• WRITTEN PROBLEM:
From the entries that follow, gather each line holding the word "fixing".

Records from a dataset
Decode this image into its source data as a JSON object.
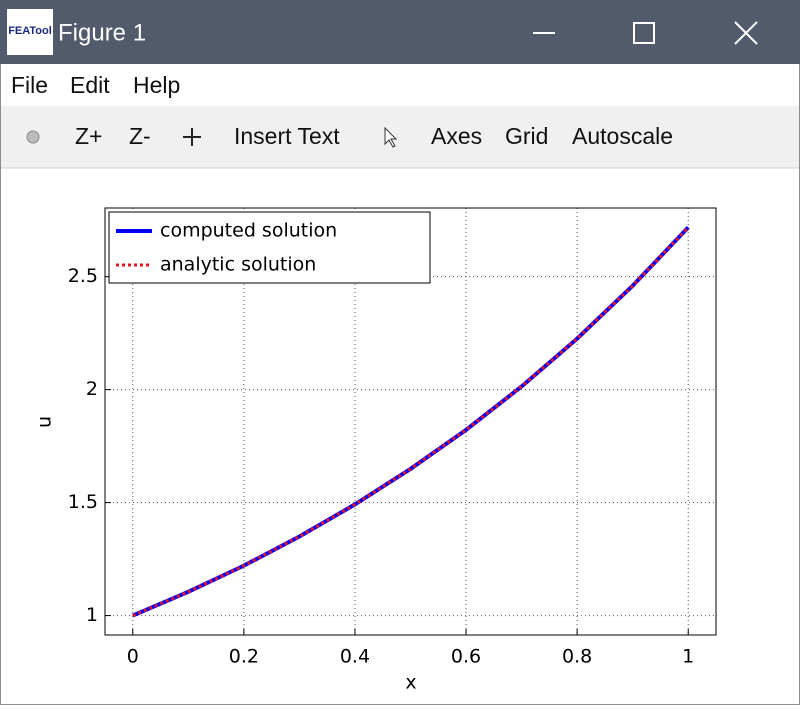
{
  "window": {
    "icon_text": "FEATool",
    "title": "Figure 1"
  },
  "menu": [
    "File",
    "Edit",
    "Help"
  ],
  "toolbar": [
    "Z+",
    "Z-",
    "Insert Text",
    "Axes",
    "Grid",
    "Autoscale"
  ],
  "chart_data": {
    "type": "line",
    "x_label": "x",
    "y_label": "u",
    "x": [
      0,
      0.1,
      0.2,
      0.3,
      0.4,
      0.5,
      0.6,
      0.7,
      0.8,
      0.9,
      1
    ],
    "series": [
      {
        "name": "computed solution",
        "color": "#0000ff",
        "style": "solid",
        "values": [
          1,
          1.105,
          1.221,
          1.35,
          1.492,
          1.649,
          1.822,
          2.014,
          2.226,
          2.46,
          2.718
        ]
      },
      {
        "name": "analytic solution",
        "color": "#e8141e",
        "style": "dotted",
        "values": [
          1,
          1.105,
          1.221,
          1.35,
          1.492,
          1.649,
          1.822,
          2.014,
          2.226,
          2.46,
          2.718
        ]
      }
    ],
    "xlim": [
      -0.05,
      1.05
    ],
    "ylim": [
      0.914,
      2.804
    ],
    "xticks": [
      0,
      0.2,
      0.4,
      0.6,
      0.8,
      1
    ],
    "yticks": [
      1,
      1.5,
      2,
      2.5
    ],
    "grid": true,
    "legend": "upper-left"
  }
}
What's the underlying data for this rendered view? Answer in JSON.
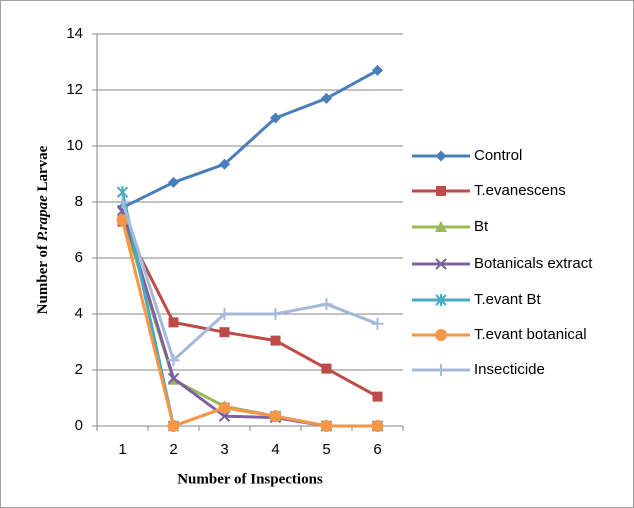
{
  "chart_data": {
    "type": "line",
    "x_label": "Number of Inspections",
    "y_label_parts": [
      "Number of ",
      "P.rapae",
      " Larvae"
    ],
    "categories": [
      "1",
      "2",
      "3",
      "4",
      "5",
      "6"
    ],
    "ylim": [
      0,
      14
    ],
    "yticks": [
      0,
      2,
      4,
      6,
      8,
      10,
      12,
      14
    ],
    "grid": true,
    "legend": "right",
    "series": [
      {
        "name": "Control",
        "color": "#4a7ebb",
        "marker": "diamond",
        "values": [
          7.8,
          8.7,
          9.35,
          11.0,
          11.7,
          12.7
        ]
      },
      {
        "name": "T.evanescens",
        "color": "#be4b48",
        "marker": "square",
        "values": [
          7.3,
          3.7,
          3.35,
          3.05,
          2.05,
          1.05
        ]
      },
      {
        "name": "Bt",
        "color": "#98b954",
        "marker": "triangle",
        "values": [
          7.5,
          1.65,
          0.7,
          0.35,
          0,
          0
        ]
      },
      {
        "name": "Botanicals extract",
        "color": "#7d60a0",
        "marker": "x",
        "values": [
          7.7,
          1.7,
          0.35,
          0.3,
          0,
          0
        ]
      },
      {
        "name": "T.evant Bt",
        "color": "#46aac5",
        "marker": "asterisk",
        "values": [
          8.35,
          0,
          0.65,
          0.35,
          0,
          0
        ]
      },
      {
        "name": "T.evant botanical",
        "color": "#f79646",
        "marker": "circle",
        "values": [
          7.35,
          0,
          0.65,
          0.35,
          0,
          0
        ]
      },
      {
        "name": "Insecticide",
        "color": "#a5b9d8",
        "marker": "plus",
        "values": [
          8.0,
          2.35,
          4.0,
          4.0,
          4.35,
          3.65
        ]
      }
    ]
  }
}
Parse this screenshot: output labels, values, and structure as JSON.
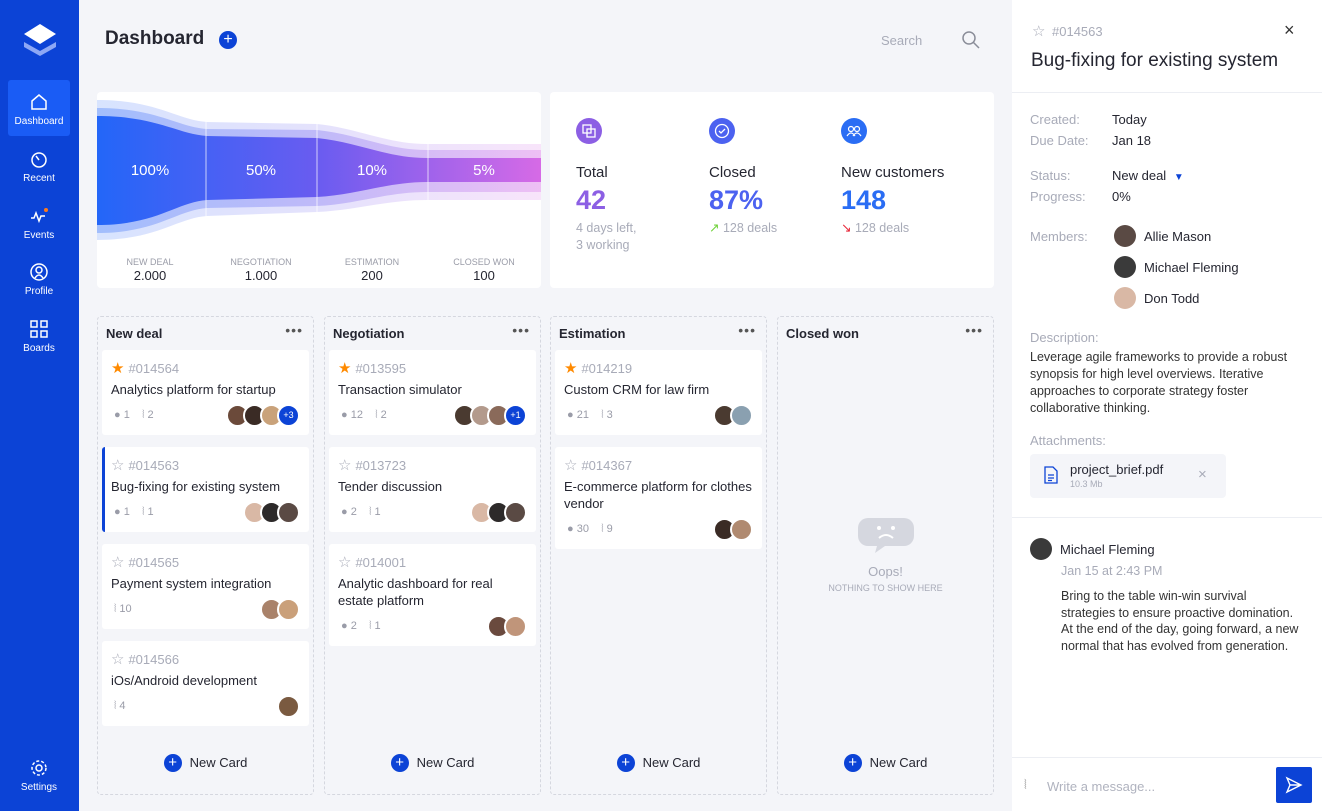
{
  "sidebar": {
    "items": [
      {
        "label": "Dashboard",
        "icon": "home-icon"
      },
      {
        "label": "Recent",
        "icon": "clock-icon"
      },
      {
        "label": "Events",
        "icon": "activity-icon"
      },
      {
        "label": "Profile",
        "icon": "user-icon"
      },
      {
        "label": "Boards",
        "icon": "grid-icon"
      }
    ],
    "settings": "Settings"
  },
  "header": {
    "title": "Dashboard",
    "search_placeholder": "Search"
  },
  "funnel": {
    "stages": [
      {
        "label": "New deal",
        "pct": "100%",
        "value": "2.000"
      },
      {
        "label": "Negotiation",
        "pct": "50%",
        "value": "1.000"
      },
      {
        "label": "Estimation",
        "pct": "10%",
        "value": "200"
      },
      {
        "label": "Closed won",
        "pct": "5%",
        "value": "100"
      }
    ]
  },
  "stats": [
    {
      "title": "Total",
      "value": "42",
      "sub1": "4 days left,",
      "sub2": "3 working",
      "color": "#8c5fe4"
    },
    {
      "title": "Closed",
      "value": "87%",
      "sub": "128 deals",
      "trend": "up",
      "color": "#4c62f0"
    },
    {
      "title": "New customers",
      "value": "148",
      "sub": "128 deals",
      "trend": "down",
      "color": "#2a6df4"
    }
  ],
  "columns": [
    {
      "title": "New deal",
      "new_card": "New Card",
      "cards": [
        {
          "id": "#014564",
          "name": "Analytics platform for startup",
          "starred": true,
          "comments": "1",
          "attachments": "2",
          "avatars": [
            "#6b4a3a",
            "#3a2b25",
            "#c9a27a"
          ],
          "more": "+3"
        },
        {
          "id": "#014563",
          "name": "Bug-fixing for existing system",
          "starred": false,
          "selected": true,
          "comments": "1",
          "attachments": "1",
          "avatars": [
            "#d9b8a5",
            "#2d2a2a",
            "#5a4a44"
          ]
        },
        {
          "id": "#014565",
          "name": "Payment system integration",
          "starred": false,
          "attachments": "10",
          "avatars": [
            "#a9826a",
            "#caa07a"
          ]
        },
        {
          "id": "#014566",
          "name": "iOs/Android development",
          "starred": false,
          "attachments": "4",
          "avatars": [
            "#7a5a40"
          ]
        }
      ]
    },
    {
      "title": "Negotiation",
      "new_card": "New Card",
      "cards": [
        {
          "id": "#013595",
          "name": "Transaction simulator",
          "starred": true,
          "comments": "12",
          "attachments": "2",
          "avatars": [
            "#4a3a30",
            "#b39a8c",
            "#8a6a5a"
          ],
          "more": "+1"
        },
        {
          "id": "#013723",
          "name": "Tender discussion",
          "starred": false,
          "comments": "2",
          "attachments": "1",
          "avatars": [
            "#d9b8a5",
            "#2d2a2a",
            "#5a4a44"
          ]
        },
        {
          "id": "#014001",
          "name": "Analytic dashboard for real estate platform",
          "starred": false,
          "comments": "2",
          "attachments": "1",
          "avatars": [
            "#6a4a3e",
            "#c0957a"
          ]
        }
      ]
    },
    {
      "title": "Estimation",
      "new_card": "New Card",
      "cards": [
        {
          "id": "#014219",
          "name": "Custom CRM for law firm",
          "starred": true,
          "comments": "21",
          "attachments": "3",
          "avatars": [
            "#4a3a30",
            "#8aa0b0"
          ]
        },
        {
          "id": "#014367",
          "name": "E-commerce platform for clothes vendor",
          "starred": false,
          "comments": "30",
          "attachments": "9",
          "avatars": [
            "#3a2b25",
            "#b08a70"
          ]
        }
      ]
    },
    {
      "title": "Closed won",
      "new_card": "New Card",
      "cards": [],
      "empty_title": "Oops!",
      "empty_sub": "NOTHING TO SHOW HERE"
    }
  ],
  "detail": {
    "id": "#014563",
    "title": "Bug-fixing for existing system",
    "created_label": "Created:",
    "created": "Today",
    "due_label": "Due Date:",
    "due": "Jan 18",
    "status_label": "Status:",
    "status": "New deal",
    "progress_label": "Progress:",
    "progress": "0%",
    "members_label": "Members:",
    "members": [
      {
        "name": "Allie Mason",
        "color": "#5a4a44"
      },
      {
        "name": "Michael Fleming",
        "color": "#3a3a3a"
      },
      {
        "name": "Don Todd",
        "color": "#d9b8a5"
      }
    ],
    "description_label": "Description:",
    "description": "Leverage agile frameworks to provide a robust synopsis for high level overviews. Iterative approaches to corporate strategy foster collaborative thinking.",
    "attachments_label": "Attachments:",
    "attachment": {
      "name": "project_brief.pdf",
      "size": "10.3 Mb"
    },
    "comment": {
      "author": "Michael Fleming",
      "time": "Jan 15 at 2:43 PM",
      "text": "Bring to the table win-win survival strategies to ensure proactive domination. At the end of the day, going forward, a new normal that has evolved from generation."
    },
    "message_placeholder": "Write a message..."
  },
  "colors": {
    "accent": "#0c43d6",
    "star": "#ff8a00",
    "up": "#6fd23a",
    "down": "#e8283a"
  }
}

• SOLUTION TO THIS TASK:
          "name": "Bug-fixing for existing system",
    "title": "Bug-fixing for existing system",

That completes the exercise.